Copy out all lines that hold "problem".

━━━ EXTRACTED DATA

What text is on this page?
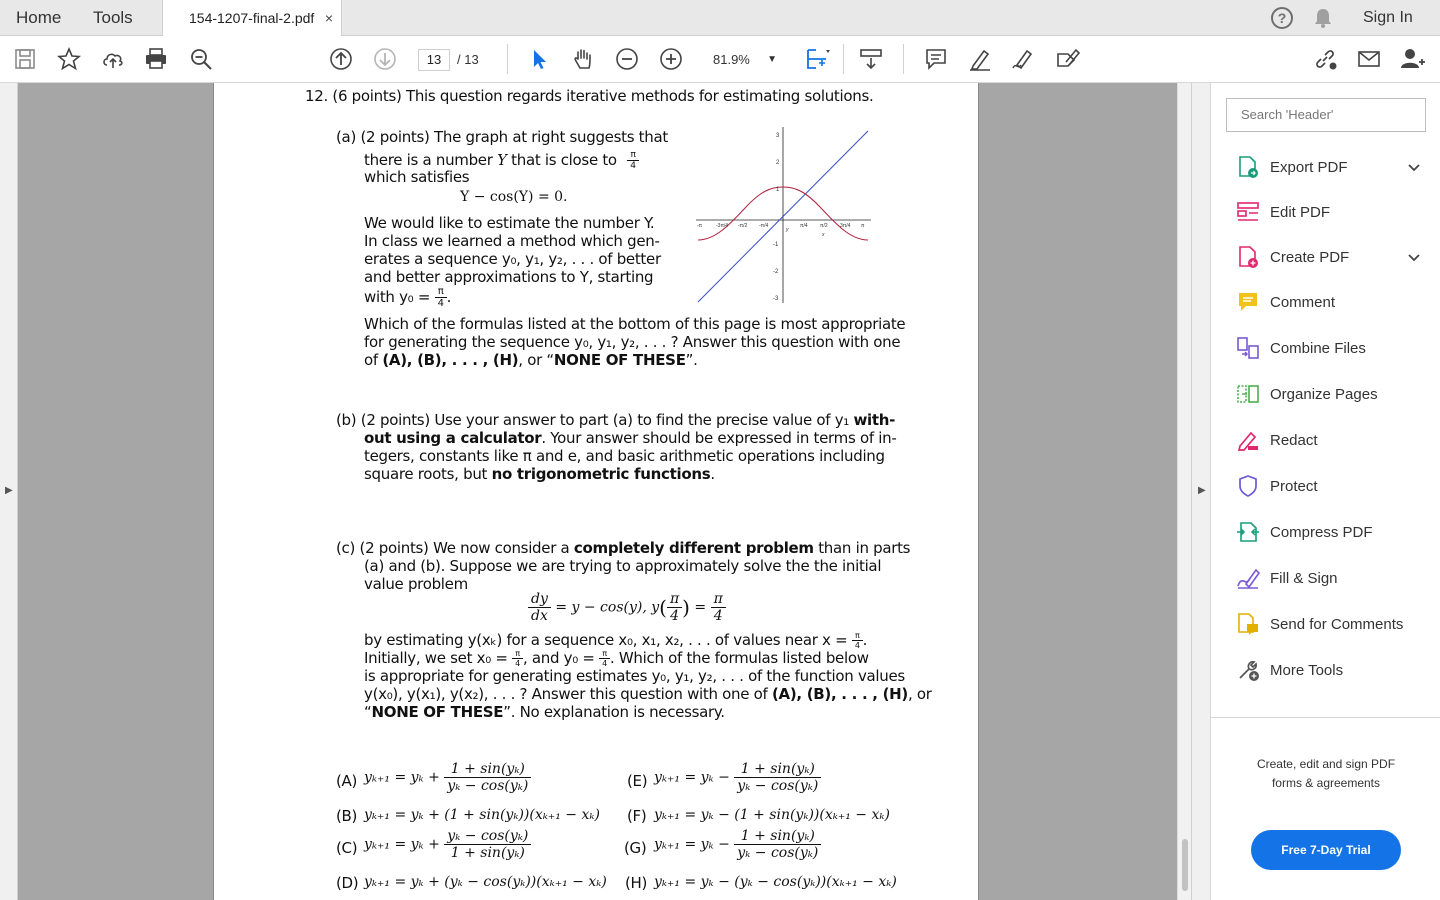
Home Tools	154-1207-final-2.pdf ×	?	Sign In
13	/ 13	81.9% ▼
▶
12. (6 points) This question regards iterative methods for estimating solutions.
(a) (2 points) The graph at right suggests that
there is a number Y that is close to $\frac{\pi}{4}$
which satisfies
Y − cos(Y) = 0.
We would like to estimate the number Y.
In class we learned a method which gen-
erates a sequence y₀, y₁, y₂, . . . of better
and better approximations to Y, starting
with $y_0 = \frac{\pi}{4}$ .
Which of the formulas listed at the bottom of this page is most appropriate
for generating the sequence y₀, y₁, y₂, . . . ? Answer this question with one
of (A), (B), . . . , (H), or “NONE OF THESE”.
3
2
1
-1
-2
-3
-π	-3π/4 -π/2 -π/4	π/4 π/2 3π/4 π
x
y
(b) (2 points) Use your answer to part (a) to find the precise value of y₁ with-
out using a calculator. Your answer should be expressed in terms of in-
tegers, constants like π and e, and basic arithmetic operations including
square roots, but no trigonometric functions.
(c) (2 points) We now consider a completely different problem than in parts
(a) and (b). Suppose we are trying to approximately solve the the initial
value problem
$\frac{dy}{dx} = y - \cos(y)$, $y( \frac{\pi}{4}$ ) = $\frac{\pi}{4}$
by estimating y(xₖ) for a sequence x₀, x₁, x₂, . . . of values near $x = \frac{\pi}{4}$ .
Initially, we set $x_0 = \frac{\pi}{4}$ , and $y_0 = \frac{\pi}{4}$ . Which of the formulas listed below
is appropriate for generating estimates y₀, y₁, y₂, . . . of the function values
y(x₀), y(x₁), y(x₂), . . . ? Answer this question with one of (A), (B), . . . , (H), or
“NONE OF THESE”. No explanation is necessary.
(A) $y_{k+1} = y_k + \frac{\text{1 + sin(yₖ)}}{\text{yₖ − cos(yₖ)}}$
(B) yₖ₊₁ = yₖ + (1 + sin(yₖ))(xₖ₊₁ − xₖ)
(C) $y_{k+1} = y_k + \frac{\text{yₖ − cos(yₖ)}}{\text{1 + sin(yₖ)}}$
(D) yₖ₊₁ = yₖ + (yₖ − cos(yₖ))(xₖ₊₁ − xₖ)
(E) $y_{k+1} = y_k - \frac{\text{1 + sin(yₖ)}}{\text{yₖ − cos(yₖ)}}$
(F) yₖ₊₁ = yₖ − (1 + sin(yₖ))(xₖ₊₁ − xₖ)
(G) $y_{k+1} = y_k - \frac{\text{1 + sin(yₖ)}}{\text{yₖ − cos(yₖ)}}$
(H) yₖ₊₁ = yₖ − (yₖ − cos(yₖ))(xₖ₊₁ − xₖ)
▶
Search 'Header'
Export PDF
Edit PDF
Create PDF
Comment
Combine Files
Organize Pages
Redact
Protect
Compress PDF
Fill & Sign
Send for Comments
More Tools
Create, edit and sign PDF
forms & agreements
Free 7-Day Trial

━━━━━━

SOLUTION BELOW:
(c) (2 points) We now consider a completely different problem than in parts
value problem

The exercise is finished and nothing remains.